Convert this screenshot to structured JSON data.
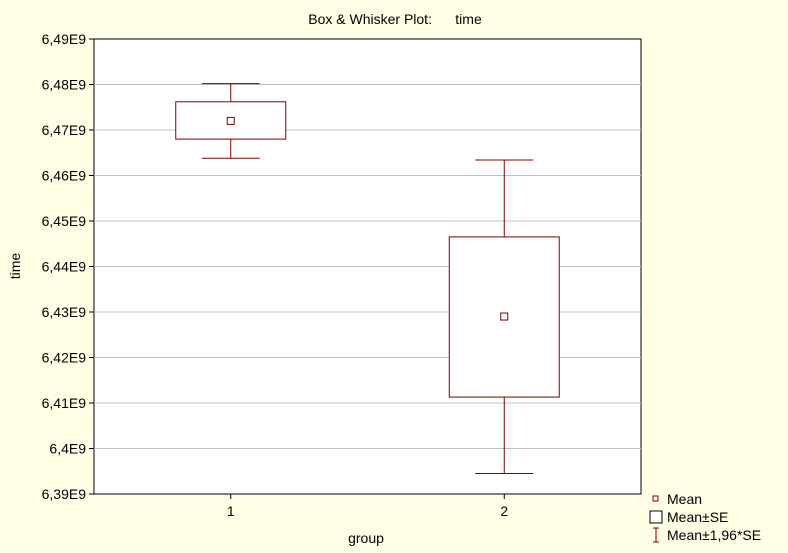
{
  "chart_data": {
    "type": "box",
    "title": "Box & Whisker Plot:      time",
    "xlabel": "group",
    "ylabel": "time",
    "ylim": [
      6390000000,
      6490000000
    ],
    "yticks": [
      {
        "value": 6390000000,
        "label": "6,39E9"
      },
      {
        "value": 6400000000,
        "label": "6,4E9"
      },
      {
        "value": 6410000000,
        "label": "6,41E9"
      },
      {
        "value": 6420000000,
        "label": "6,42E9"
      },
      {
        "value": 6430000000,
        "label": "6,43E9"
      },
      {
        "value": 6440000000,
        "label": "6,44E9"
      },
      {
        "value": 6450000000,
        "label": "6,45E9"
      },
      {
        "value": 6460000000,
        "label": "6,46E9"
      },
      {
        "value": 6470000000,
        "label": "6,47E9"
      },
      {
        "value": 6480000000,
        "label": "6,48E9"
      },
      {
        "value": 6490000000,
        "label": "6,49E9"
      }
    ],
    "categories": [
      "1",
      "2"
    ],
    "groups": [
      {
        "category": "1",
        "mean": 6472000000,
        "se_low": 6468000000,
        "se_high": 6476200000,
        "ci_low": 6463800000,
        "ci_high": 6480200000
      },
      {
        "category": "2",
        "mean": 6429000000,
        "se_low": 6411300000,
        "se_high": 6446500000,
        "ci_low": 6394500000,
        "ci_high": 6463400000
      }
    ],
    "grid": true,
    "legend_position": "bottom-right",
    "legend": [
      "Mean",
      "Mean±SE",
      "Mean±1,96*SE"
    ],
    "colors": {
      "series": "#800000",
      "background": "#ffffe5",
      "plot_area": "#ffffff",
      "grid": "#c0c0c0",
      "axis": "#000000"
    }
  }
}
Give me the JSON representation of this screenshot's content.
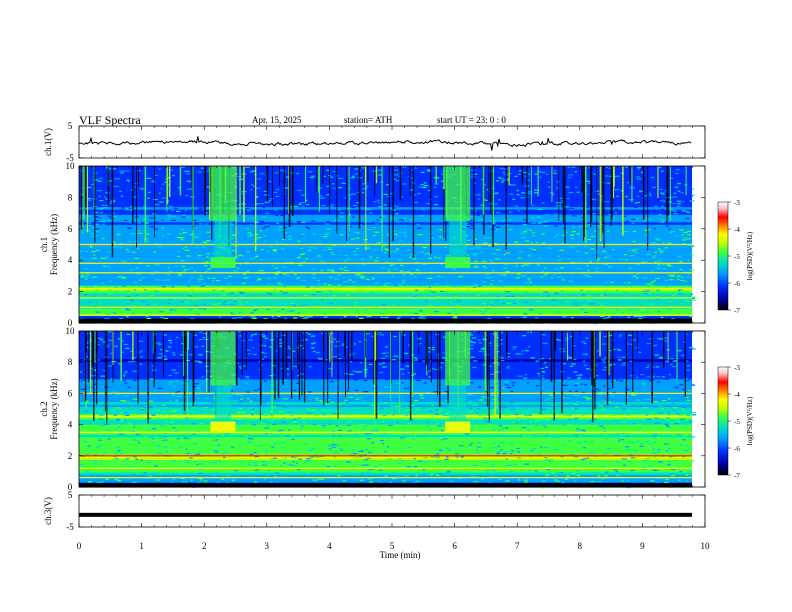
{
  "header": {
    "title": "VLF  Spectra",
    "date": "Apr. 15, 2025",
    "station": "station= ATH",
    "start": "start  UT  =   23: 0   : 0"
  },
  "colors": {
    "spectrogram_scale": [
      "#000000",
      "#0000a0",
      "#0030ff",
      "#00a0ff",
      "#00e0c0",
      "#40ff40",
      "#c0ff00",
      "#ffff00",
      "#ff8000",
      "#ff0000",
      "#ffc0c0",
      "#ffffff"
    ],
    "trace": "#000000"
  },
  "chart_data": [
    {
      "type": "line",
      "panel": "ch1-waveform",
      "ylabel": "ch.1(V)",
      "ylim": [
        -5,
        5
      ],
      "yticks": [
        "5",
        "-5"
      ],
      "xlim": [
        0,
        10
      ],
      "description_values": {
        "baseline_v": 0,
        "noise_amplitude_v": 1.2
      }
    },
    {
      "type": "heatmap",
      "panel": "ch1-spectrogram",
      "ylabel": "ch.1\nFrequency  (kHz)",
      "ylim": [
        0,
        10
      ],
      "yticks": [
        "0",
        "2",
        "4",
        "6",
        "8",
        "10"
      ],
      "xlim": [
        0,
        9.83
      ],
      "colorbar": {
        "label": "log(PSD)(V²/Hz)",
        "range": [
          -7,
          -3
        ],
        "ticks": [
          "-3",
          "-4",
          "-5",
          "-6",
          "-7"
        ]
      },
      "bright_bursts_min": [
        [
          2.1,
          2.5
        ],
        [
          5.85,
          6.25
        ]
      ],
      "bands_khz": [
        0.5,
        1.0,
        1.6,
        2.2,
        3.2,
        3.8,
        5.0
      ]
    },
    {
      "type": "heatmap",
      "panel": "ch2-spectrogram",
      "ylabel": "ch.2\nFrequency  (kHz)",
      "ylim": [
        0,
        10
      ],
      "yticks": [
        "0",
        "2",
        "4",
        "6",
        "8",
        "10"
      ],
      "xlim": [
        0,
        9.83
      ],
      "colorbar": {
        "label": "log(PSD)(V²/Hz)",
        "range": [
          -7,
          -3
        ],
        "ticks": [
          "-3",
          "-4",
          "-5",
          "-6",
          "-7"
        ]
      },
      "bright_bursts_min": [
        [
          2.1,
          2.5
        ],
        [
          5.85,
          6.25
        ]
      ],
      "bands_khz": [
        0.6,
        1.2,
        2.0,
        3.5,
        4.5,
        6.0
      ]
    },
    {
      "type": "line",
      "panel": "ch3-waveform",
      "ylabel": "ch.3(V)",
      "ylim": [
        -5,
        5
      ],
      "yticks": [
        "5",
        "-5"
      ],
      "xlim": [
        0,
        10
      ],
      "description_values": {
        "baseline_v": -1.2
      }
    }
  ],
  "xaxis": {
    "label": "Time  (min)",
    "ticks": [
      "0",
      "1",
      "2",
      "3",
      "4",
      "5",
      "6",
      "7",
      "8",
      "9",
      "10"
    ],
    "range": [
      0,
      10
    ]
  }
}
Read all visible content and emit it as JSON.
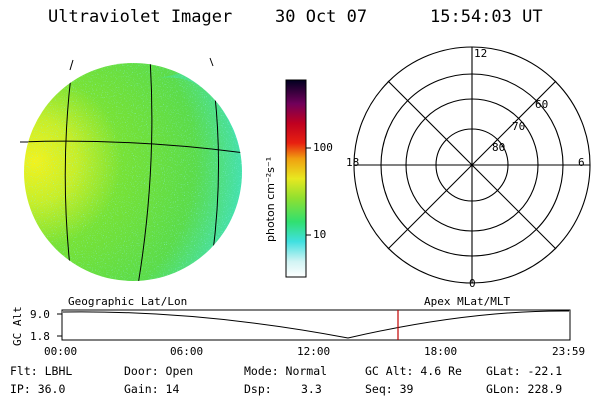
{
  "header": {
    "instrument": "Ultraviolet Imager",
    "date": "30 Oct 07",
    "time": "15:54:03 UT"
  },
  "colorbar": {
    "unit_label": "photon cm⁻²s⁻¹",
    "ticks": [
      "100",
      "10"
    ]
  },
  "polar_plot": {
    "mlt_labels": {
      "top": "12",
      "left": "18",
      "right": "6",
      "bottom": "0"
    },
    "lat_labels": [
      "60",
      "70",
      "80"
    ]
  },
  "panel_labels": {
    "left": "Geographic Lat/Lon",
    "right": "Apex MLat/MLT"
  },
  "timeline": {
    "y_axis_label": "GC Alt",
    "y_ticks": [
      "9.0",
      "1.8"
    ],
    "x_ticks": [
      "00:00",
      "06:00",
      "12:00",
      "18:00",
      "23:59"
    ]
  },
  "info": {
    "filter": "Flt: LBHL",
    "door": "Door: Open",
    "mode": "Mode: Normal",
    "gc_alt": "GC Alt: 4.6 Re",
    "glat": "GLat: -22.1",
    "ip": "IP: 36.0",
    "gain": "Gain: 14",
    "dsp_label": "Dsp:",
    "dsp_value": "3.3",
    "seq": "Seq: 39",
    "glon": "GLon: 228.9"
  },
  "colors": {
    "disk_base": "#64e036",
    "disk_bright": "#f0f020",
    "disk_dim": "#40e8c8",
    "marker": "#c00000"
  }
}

::::::::

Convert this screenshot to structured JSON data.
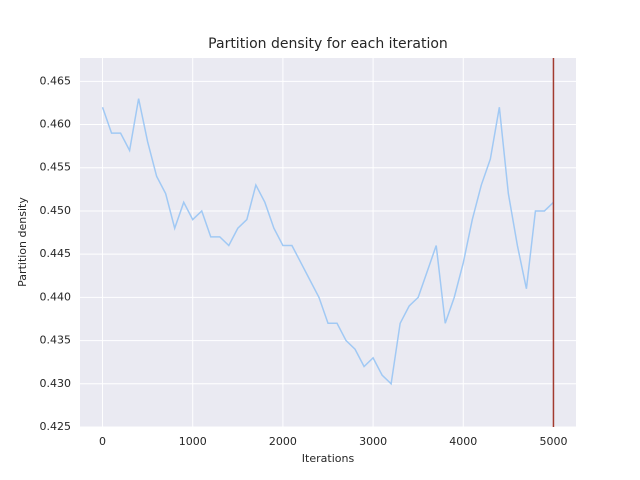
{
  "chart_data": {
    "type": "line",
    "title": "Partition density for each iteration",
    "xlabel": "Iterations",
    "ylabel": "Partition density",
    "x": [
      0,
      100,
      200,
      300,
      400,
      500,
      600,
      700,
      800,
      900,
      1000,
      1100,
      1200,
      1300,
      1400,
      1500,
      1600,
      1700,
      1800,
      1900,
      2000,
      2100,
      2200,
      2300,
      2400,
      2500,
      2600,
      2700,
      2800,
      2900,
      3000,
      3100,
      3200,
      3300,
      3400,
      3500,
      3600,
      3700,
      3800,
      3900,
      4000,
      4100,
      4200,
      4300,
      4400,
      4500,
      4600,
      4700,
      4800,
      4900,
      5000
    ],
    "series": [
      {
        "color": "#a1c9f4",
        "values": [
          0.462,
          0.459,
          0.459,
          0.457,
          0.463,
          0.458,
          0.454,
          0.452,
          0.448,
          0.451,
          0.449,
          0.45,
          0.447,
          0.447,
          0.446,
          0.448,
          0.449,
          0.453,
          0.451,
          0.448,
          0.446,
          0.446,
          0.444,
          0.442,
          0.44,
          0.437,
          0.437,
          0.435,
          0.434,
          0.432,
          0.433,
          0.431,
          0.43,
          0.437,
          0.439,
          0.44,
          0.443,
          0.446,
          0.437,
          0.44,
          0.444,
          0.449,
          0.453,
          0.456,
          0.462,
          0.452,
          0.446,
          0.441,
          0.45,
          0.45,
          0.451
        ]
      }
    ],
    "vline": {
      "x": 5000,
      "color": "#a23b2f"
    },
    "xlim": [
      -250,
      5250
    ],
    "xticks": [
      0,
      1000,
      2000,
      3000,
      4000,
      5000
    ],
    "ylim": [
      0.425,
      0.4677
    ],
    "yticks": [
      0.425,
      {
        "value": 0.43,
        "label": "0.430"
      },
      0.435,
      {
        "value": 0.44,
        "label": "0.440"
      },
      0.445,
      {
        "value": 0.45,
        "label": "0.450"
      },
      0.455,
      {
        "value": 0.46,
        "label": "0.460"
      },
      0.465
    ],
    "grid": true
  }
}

::::::::

## Problem requirements:
Identify the lines above with the word "JSON". Copy them.

## The response:
Convert this screenshot to structured JSON data.
Give me the JSON representation of this screenshot's content.
Read all visible content and emit it as JSON.
Convert this screenshot to structured JSON data.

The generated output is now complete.